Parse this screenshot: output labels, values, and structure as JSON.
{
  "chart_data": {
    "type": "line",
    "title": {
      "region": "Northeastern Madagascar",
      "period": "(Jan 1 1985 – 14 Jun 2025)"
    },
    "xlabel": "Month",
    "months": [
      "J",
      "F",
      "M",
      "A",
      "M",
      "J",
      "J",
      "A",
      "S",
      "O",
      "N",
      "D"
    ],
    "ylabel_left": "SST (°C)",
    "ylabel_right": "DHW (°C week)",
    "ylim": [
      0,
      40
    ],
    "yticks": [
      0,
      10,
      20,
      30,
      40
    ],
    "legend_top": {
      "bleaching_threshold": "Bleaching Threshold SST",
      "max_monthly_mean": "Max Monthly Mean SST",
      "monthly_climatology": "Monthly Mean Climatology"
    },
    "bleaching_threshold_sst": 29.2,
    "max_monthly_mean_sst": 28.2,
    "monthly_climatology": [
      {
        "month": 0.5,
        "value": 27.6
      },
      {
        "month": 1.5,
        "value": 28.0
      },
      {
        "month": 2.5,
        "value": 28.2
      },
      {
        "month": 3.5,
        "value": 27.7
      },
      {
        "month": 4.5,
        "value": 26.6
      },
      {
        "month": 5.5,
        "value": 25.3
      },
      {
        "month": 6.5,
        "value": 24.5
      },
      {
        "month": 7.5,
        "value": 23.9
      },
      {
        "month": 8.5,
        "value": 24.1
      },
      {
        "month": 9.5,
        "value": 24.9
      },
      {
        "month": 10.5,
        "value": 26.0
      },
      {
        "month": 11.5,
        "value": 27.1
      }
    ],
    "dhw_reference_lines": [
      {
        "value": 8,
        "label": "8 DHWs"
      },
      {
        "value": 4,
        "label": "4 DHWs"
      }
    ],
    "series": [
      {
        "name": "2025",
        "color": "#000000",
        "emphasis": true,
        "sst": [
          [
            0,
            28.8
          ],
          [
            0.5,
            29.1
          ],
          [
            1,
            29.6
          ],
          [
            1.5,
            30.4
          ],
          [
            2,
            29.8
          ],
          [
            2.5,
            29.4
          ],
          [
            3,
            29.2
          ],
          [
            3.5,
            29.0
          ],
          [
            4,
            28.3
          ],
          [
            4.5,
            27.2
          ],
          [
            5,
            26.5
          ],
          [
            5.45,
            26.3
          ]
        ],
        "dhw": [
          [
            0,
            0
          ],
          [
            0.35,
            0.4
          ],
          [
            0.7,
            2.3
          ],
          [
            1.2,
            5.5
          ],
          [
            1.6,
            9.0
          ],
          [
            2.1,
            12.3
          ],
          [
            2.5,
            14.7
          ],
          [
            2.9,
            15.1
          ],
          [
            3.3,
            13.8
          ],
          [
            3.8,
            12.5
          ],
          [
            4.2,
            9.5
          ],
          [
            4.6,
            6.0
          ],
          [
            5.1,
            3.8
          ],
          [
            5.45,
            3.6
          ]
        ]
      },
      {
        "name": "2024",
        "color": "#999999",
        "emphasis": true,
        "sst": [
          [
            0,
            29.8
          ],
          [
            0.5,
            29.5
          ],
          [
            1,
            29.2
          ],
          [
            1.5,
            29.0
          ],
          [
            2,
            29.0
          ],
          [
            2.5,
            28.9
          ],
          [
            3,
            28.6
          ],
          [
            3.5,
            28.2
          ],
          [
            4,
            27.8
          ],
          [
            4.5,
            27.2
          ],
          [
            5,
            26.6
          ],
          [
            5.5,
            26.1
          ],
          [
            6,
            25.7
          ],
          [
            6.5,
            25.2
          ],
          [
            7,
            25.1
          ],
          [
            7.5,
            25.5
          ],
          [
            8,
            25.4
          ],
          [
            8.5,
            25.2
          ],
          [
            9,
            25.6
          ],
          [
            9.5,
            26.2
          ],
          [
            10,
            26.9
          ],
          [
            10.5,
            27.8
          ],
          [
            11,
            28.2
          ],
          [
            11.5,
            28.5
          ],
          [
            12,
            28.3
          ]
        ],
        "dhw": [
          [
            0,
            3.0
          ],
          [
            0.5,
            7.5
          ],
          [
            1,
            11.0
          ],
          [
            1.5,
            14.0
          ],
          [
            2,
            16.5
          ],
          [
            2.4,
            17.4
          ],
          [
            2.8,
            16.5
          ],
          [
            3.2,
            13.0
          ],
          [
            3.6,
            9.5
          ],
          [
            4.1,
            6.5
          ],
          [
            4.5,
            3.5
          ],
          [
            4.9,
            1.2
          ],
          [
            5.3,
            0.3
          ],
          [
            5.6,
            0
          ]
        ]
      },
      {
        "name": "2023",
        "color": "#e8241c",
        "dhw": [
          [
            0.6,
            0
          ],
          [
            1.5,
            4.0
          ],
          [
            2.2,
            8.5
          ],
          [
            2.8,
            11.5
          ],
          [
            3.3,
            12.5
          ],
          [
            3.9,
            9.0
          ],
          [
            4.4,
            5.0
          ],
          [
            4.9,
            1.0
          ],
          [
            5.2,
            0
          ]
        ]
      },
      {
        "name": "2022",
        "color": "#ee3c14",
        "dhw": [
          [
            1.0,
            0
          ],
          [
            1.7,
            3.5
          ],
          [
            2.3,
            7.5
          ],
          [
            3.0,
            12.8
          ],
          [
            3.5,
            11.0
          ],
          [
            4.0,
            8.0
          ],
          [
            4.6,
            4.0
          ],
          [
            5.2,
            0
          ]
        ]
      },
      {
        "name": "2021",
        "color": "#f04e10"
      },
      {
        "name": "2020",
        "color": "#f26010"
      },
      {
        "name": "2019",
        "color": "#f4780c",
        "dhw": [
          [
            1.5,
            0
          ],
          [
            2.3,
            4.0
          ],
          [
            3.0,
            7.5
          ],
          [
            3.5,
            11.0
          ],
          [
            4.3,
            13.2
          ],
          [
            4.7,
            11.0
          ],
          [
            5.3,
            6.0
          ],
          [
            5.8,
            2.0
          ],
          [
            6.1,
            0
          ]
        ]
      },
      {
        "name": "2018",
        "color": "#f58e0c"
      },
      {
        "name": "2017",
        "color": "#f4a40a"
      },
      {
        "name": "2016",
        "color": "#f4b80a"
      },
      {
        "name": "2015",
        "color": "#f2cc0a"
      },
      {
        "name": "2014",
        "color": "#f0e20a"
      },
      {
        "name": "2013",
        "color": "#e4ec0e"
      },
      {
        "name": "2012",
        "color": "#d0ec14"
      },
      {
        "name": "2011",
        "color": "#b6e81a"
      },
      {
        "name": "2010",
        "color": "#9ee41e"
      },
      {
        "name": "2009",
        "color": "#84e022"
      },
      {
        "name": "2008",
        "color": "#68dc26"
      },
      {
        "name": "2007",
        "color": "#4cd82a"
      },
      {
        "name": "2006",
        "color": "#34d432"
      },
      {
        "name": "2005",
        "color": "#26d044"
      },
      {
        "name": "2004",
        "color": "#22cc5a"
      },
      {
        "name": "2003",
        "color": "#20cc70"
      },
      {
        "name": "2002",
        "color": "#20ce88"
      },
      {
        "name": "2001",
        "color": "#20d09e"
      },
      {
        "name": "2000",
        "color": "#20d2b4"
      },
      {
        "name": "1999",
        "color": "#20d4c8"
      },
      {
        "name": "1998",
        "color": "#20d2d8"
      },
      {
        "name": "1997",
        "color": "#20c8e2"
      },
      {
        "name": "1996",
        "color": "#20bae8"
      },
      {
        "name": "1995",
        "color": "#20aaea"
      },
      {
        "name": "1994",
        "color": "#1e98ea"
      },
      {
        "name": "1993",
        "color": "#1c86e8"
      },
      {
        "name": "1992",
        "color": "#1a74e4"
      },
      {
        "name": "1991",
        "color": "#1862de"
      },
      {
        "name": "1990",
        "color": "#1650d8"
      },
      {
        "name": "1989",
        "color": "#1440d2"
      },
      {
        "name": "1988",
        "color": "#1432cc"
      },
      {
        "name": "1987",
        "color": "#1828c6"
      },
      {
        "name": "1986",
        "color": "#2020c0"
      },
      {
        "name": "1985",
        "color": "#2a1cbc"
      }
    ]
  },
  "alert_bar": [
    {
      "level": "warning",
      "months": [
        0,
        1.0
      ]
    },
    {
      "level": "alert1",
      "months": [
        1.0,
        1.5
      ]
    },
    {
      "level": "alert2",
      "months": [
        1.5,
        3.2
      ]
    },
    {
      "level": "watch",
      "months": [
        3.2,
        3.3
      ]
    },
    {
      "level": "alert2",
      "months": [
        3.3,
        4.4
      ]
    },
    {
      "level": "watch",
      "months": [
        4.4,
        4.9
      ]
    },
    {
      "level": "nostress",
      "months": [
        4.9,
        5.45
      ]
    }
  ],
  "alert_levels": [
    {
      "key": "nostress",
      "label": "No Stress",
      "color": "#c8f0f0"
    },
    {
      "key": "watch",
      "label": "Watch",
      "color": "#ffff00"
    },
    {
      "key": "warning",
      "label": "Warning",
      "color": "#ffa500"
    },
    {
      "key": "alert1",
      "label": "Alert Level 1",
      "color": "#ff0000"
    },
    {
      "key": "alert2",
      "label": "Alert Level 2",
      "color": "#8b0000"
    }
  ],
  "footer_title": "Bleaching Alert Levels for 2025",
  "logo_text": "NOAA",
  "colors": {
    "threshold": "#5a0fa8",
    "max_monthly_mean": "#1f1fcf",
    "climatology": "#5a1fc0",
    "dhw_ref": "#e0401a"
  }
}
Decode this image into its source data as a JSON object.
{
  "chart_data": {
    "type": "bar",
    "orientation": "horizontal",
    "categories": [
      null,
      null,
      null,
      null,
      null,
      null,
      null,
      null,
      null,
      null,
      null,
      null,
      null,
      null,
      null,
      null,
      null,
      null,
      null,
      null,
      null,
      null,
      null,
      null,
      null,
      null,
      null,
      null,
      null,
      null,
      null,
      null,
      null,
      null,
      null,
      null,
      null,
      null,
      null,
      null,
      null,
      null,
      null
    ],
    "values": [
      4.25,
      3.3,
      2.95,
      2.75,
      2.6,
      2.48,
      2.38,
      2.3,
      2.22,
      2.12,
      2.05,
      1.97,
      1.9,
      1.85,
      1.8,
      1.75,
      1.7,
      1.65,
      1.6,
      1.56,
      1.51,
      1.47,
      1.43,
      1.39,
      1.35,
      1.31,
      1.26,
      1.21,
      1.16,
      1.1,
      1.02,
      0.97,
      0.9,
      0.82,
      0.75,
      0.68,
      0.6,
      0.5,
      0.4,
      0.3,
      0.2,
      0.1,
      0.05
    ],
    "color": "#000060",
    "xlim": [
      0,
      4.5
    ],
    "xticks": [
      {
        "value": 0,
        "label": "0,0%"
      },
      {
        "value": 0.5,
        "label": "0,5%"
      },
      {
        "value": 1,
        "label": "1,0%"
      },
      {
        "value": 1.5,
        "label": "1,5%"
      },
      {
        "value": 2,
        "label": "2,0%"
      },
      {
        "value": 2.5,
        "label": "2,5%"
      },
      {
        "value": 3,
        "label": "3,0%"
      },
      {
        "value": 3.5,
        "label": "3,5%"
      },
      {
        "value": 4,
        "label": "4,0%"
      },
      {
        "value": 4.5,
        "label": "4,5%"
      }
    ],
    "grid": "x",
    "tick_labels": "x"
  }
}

_ _ _

Exercise objective — Exactly and only the lines from the one containing "Decode this image" through the end of the material are to be reproduced, both ends included.

Task solution —
Decode this image into its source data as a JSON object.
{
  "chart_data": {
    "type": "bar",
    "orientation": "horizontal",
    "categories": [
      null,
      null,
      null,
      null,
      null,
      null,
      null,
      null,
      null,
      null,
      null,
      null,
      null,
      null,
      null,
      null,
      null,
      null,
      null,
      null,
      null,
      null,
      null,
      null,
      null,
      null,
      null,
      null,
      null,
      null,
      null,
      null,
      null,
      null,
      null,
      null,
      null,
      null,
      null,
      null,
      null,
      null,
      null
    ],
    "values": [
      4.25,
      3.3,
      2.95,
      2.75,
      2.6,
      2.48,
      2.38,
      2.3,
      2.22,
      2.12,
      2.05,
      1.97,
      1.9,
      1.85,
      1.8,
      1.75,
      1.7,
      1.65,
      1.6,
      1.56,
      1.51,
      1.47,
      1.43,
      1.39,
      1.35,
      1.31,
      1.26,
      1.21,
      1.16,
      1.1,
      1.02,
      0.97,
      0.9,
      0.82,
      0.75,
      0.68,
      0.6,
      0.5,
      0.4,
      0.3,
      0.2,
      0.1,
      0.05
    ],
    "color": "#000060",
    "xlim": [
      0,
      4.5
    ],
    "xticks": [
      {
        "value": 0,
        "label": "0,0%"
      },
      {
        "value": 0.5,
        "label": "0,5%"
      },
      {
        "value": 1,
        "label": "1,0%"
      },
      {
        "value": 1.5,
        "label": "1,5%"
      },
      {
        "value": 2,
        "label": "2,0%"
      },
      {
        "value": 2.5,
        "label": "2,5%"
      },
      {
        "value": 3,
        "label": "3,0%"
      },
      {
        "value": 3.5,
        "label": "3,5%"
      },
      {
        "value": 4,
        "label": "4,0%"
      },
      {
        "value": 4.5,
        "label": "4,5%"
      }
    ],
    "grid": "x",
    "tick_labels": "x"
  }
}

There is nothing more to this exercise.